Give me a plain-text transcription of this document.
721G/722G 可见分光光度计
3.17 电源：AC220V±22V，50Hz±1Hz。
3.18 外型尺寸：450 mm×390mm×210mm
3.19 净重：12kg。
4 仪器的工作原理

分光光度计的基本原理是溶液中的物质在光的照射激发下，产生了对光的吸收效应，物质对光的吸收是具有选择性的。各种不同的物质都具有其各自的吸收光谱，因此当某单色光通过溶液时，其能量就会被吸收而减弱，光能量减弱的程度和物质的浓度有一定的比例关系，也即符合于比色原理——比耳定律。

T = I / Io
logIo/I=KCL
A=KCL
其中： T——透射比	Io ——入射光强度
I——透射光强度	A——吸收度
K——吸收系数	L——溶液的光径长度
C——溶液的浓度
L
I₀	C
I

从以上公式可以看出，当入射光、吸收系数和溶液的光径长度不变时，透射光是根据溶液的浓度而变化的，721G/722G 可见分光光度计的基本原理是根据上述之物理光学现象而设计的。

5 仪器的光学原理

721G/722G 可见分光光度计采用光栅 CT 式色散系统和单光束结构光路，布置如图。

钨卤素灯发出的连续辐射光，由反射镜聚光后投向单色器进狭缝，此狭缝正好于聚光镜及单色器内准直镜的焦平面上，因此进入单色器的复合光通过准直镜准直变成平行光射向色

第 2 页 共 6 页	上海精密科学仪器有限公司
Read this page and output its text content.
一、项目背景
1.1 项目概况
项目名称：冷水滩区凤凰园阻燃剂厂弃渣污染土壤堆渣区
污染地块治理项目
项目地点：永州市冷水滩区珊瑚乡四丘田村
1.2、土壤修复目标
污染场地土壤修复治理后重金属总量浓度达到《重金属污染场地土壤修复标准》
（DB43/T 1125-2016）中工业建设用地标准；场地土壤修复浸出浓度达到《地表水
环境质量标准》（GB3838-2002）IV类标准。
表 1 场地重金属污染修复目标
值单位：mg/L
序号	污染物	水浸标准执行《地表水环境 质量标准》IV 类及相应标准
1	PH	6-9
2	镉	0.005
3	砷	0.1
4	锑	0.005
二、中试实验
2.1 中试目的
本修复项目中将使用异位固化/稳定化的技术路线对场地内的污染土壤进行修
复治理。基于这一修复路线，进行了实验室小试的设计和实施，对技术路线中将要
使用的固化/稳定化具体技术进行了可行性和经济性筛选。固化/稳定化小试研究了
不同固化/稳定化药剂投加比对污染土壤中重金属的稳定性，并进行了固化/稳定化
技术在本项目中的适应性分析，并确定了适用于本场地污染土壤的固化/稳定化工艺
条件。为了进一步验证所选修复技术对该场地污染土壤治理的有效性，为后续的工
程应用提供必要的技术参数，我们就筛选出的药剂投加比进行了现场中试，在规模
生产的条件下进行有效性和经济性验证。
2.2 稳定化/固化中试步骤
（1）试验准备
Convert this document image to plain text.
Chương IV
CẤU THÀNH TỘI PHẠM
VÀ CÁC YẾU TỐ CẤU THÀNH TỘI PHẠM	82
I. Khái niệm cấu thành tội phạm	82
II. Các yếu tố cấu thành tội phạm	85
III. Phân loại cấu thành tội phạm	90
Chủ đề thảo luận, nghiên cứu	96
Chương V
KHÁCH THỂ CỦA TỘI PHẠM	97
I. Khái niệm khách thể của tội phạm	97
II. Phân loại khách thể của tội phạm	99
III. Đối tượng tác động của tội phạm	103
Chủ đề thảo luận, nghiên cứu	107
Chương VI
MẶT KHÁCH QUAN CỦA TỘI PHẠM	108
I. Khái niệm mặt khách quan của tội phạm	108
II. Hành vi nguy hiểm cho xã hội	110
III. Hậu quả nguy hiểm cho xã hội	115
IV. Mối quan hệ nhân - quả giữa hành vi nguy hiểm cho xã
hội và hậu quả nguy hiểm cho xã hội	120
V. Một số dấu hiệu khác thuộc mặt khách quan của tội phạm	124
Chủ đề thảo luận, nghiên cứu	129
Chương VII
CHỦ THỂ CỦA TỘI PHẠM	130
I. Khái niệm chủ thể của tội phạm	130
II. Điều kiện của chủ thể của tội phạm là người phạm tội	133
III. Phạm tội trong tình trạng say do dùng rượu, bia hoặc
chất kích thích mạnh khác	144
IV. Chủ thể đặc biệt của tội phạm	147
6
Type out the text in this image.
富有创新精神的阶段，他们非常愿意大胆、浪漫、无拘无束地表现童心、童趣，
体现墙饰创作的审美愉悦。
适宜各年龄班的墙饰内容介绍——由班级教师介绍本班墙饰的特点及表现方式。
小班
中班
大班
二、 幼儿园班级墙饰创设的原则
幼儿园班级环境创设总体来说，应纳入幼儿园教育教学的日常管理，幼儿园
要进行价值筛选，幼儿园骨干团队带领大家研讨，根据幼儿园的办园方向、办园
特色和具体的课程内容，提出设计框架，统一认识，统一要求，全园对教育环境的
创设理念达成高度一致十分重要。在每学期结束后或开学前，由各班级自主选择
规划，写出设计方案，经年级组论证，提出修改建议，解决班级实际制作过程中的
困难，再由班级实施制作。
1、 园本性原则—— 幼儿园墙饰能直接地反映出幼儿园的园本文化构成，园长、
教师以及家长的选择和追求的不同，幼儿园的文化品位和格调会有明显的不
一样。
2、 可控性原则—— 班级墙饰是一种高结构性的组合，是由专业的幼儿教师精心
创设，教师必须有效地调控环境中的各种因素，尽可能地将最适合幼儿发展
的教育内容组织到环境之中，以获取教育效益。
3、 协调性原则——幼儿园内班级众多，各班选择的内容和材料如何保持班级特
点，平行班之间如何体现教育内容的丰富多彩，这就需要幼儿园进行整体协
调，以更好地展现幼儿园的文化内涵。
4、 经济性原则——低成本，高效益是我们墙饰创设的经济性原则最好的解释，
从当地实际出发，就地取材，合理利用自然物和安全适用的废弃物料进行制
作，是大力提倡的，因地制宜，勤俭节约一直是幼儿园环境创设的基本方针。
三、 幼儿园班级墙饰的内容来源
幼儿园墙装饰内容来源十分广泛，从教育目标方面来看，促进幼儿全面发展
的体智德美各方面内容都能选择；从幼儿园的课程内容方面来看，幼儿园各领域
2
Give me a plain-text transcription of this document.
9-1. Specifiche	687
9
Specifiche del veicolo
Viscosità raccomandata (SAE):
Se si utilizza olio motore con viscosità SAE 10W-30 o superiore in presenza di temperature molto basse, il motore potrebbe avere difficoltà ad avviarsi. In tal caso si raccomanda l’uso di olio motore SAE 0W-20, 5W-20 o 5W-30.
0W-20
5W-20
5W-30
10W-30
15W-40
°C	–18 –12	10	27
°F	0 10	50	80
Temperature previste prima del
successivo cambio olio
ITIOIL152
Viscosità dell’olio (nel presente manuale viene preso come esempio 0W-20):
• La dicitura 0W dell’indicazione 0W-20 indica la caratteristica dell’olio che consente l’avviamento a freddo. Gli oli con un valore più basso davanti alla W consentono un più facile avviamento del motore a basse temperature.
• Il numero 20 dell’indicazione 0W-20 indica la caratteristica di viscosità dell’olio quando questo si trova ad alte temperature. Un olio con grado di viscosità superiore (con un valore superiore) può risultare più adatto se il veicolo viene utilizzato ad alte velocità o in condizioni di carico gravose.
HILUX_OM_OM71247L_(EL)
* * * * * * *
● **Task objective**
Write down the number of lines where the word "text" appears, and nothing further.

● **Exercise result**
5